**EXERCISE REQUIREMENTS**.
Scan the lines below for the string "Contains" and copy every one that has it.
====
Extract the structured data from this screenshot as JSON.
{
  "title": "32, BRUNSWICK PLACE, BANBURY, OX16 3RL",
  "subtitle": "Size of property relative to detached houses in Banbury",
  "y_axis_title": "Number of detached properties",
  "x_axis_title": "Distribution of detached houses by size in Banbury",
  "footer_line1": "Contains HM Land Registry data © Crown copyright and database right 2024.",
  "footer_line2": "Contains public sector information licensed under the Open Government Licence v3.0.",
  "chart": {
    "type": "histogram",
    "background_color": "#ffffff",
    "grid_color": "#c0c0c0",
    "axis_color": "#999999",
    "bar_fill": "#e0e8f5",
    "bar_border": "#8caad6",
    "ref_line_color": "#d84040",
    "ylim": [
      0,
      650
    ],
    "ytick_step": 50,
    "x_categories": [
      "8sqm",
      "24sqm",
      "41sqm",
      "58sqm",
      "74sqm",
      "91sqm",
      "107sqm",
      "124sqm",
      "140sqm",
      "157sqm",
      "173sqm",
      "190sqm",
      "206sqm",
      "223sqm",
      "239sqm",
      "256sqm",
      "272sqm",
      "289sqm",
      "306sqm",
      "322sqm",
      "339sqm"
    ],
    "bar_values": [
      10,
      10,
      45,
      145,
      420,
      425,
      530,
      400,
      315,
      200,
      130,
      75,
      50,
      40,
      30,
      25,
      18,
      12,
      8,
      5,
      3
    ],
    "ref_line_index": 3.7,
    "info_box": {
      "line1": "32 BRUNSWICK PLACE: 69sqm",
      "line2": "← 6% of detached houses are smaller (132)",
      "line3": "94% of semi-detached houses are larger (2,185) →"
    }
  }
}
====
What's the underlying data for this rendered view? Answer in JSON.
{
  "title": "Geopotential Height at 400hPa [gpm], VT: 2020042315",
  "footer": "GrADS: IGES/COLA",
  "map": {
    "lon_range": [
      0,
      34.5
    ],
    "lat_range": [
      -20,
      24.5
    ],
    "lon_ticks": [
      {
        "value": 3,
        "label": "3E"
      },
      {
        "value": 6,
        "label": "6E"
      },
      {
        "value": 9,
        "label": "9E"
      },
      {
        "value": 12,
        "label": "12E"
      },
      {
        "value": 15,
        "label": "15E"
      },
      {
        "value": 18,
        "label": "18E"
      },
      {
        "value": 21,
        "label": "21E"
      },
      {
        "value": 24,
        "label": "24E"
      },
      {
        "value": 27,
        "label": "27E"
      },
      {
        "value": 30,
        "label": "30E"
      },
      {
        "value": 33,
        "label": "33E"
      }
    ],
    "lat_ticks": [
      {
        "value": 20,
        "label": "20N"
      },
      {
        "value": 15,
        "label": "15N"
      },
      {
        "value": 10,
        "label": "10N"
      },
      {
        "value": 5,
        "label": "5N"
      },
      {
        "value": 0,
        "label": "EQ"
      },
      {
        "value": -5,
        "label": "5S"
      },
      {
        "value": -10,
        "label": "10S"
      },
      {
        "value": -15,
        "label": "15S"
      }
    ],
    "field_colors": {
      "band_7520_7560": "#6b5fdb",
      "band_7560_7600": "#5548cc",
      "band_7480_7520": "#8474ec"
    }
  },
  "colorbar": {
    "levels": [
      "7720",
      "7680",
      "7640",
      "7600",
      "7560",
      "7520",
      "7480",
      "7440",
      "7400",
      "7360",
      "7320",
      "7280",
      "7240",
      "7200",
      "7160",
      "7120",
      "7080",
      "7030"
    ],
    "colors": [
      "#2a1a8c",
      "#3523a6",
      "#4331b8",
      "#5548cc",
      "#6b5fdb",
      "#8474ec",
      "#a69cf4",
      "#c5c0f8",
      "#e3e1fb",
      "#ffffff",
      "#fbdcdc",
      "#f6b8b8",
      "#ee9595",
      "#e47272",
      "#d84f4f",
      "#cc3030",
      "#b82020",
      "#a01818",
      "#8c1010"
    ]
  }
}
====
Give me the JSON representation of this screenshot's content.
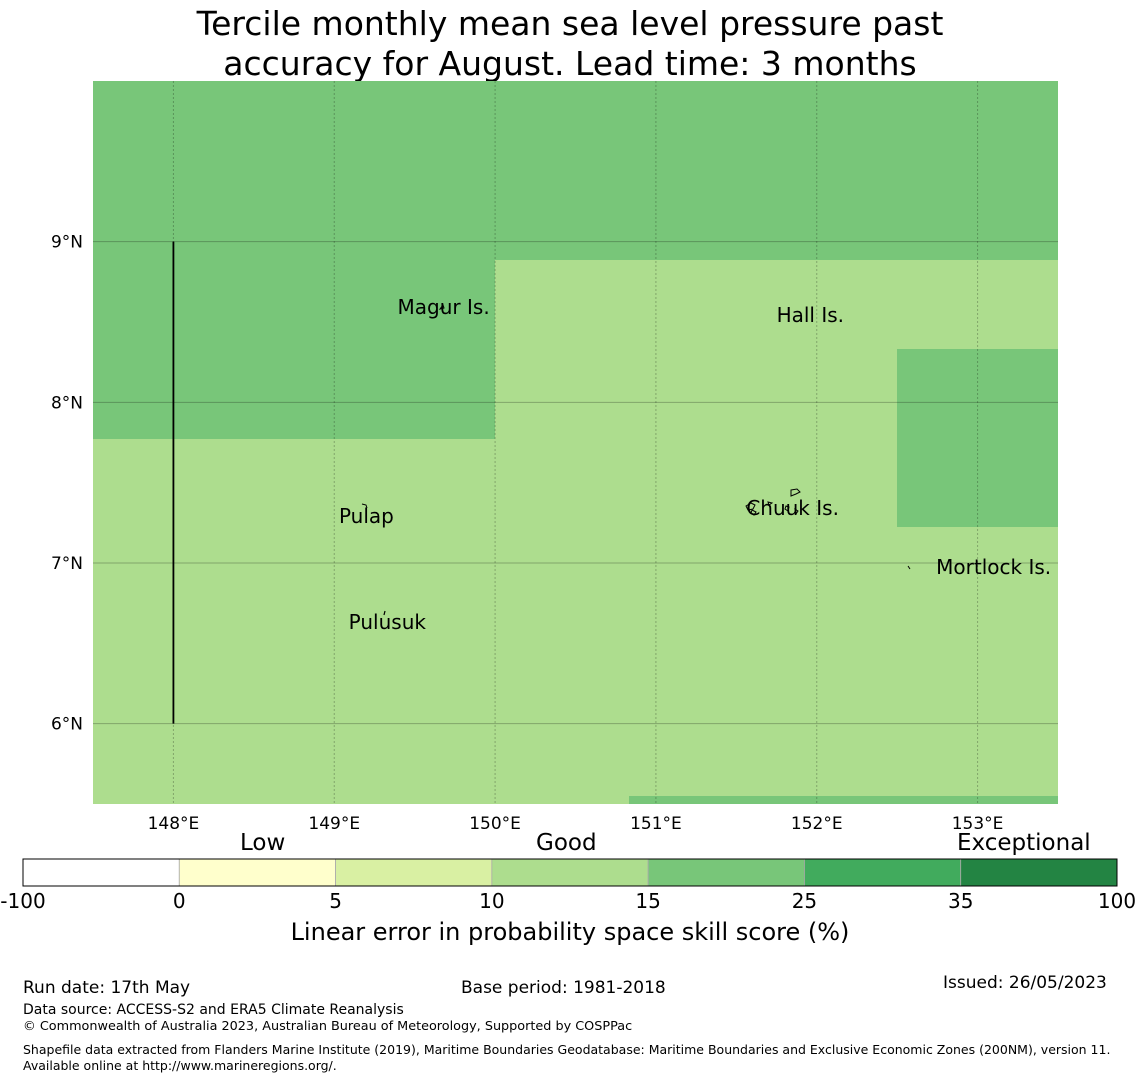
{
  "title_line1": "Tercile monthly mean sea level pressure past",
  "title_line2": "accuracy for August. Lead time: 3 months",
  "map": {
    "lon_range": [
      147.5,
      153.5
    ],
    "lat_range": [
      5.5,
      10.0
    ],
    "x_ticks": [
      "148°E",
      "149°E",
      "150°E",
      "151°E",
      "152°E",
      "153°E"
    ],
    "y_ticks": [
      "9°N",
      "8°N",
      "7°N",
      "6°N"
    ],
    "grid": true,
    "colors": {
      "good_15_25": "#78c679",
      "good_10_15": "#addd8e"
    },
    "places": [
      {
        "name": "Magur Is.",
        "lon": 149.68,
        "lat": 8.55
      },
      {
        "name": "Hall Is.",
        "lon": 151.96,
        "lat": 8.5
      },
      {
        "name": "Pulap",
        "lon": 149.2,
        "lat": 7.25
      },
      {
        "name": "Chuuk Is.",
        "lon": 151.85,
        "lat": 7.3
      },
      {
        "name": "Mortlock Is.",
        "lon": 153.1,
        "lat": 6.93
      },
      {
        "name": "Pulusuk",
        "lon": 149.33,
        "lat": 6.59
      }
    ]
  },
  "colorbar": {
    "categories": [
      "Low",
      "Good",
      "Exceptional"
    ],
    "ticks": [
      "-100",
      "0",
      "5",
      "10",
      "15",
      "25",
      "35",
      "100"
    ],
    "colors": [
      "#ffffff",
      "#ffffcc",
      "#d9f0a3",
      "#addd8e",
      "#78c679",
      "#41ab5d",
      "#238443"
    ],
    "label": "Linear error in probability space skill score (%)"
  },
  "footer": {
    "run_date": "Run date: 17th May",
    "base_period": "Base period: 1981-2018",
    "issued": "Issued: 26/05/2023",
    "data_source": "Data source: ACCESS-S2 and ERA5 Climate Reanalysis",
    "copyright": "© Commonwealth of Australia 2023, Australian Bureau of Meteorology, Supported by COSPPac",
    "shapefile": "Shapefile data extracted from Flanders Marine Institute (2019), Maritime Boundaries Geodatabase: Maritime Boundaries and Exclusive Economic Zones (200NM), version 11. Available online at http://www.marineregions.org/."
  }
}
====
**THE OUTPUT**.
  "footer_line1": "Contains HM Land Registry data © Crown copyright and database right 2024.",
  "footer_line2": "Contains public sector information licensed under the Open Government Licence v3.0.",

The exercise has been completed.